◆ **What is required**: Each line of the listing must be transcribed exactly, except for the images, which should be excluded.

◆ **Information supplied**:
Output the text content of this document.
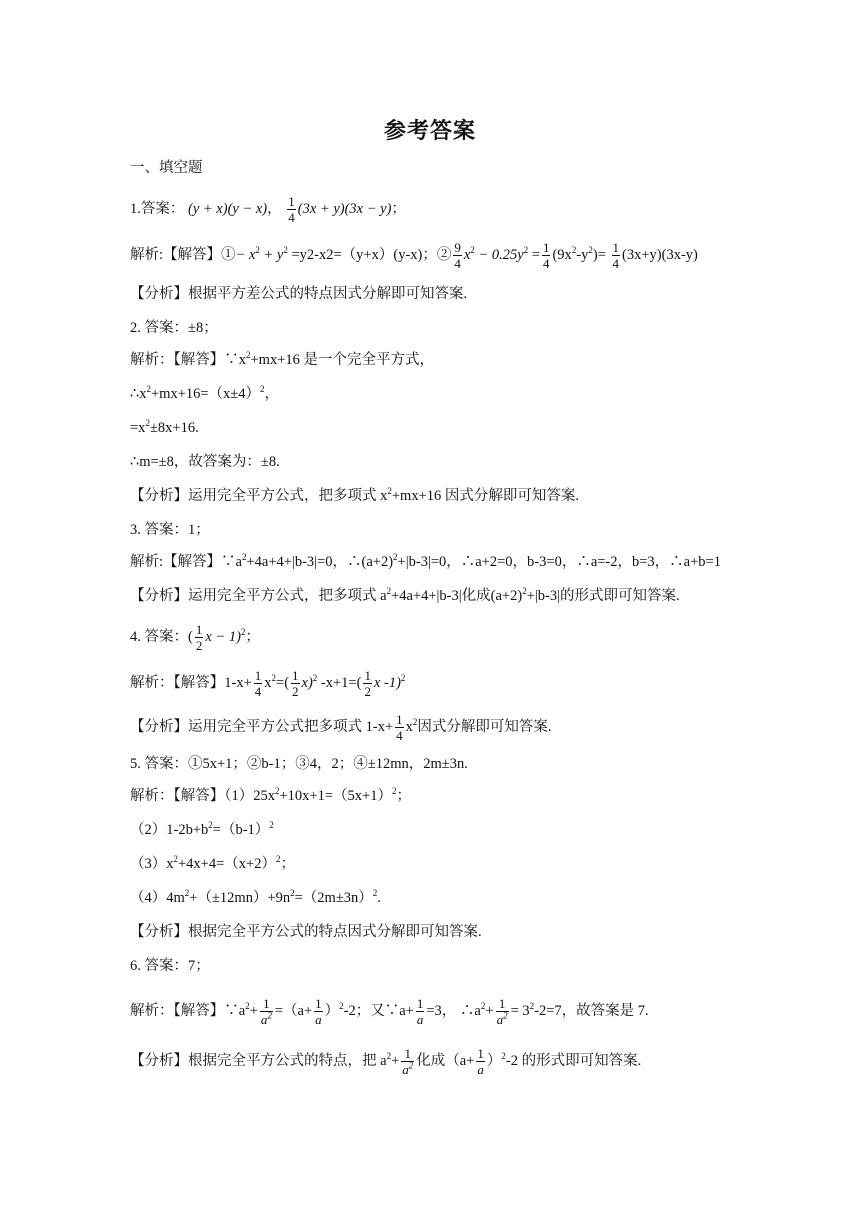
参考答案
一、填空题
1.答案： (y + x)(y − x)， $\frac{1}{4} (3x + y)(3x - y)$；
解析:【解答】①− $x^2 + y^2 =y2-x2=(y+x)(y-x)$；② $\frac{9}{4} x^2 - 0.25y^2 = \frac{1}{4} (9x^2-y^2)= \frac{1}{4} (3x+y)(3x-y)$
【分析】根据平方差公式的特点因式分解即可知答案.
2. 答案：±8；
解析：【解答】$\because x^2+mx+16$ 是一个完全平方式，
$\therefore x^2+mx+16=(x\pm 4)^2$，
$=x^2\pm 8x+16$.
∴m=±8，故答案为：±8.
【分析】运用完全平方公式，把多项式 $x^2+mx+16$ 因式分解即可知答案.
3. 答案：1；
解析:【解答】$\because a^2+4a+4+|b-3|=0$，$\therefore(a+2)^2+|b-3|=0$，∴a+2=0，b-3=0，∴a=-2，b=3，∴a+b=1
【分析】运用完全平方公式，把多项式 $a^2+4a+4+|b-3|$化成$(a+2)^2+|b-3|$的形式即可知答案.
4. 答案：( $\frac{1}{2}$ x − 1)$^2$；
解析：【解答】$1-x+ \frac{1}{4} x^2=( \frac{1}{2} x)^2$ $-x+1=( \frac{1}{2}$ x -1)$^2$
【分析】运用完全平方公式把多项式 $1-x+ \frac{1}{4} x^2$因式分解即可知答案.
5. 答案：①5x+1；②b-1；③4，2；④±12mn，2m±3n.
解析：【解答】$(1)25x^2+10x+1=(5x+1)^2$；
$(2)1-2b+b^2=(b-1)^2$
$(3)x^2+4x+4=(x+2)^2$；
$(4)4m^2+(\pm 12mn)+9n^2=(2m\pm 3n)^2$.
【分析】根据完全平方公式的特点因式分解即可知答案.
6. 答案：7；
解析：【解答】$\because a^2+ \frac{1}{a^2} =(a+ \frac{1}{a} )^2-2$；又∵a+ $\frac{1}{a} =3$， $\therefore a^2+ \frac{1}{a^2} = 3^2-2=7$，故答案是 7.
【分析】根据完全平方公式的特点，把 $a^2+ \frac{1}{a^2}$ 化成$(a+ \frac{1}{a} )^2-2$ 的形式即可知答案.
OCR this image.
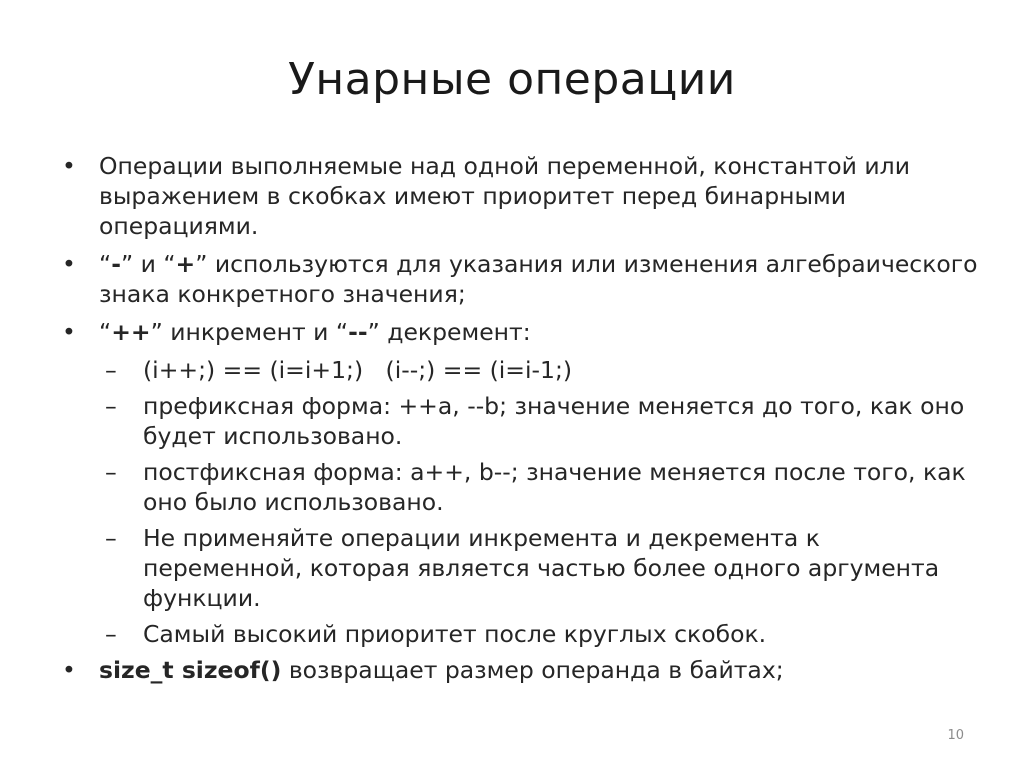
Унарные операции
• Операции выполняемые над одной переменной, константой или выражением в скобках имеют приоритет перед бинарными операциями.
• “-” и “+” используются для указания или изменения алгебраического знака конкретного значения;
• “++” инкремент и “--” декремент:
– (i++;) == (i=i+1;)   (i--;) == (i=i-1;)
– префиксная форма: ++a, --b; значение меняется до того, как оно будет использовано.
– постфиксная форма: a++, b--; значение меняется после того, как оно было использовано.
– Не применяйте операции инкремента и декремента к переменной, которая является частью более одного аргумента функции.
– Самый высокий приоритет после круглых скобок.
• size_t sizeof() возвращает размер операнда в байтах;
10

◆ **Full response**:
Output the text content of this document.
参考答案
一、填空题
1.答案： (y + x)(y − x)， $\frac{1}{4} (3x + y)(3x - y)$；
解析:【解答】①− $x^2 + y^2 =y2-x2=(y+x)(y-x)$；② $\frac{9}{4} x^2 - 0.25y^2 = \frac{1}{4} (9x^2-y^2)= \frac{1}{4} (3x+y)(3x-y)$
【分析】根据平方差公式的特点因式分解即可知答案.
2. 答案：±8；
解析：【解答】$\because x^2+mx+16$ 是一个完全平方式，
$\therefore x^2+mx+16=(x\pm 4)^2$，
$=x^2\pm 8x+16$.
∴m=±8，故答案为：±8.
【分析】运用完全平方公式，把多项式 $x^2+mx+16$ 因式分解即可知答案.
3. 答案：1；
解析:【解答】$\because a^2+4a+4+|b-3|=0$，$\therefore(a+2)^2+|b-3|=0$，∴a+2=0，b-3=0，∴a=-2，b=3，∴a+b=1
【分析】运用完全平方公式，把多项式 $a^2+4a+4+|b-3|$化成$(a+2)^2+|b-3|$的形式即可知答案.
4. 答案：( $\frac{1}{2}$ x − 1)$^2$；
解析：【解答】$1-x+ \frac{1}{4} x^2=( \frac{1}{2} x)^2$ $-x+1=( \frac{1}{2}$ x -1)$^2$
【分析】运用完全平方公式把多项式 $1-x+ \frac{1}{4} x^2$因式分解即可知答案.
5. 答案：①5x+1；②b-1；③4，2；④±12mn，2m±3n.
解析：【解答】$(1)25x^2+10x+1=(5x+1)^2$；
$(2)1-2b+b^2=(b-1)^2$
$(3)x^2+4x+4=(x+2)^2$；
$(4)4m^2+(\pm 12mn)+9n^2=(2m\pm 3n)^2$.
【分析】根据完全平方公式的特点因式分解即可知答案.
6. 答案：7；
解析：【解答】$\because a^2+ \frac{1}{a^2} =(a+ \frac{1}{a} )^2-2$；又∵a+ $\frac{1}{a} =3$， $\therefore a^2+ \frac{1}{a^2} = 3^2-2=7$，故答案是 7.
【分析】根据完全平方公式的特点，把 $a^2+ \frac{1}{a^2}$ 化成$(a+ \frac{1}{a} )^2-2$ 的形式即可知答案.
OCR this image.
Унарные операции
• Операции выполняемые над одной переменной, константой или выражением в скобках имеют приоритет перед бинарными операциями.
• “-” и “+” используются для указания или изменения алгебраического знака конкретного значения;
• “++” инкремент и “--” декремент:
– (i++;) == (i=i+1;)   (i--;) == (i=i-1;)
– префиксная форма: ++a, --b; значение меняется до того, как оно будет использовано.
– постфиксная форма: a++, b--; значение меняется после того, как оно было использовано.
– Не применяйте операции инкремента и декремента к переменной, которая является частью более одного аргумента функции.
– Самый высокий приоритет после круглых скобок.
• size_t sizeof() возвращает размер операнда в байтах;
10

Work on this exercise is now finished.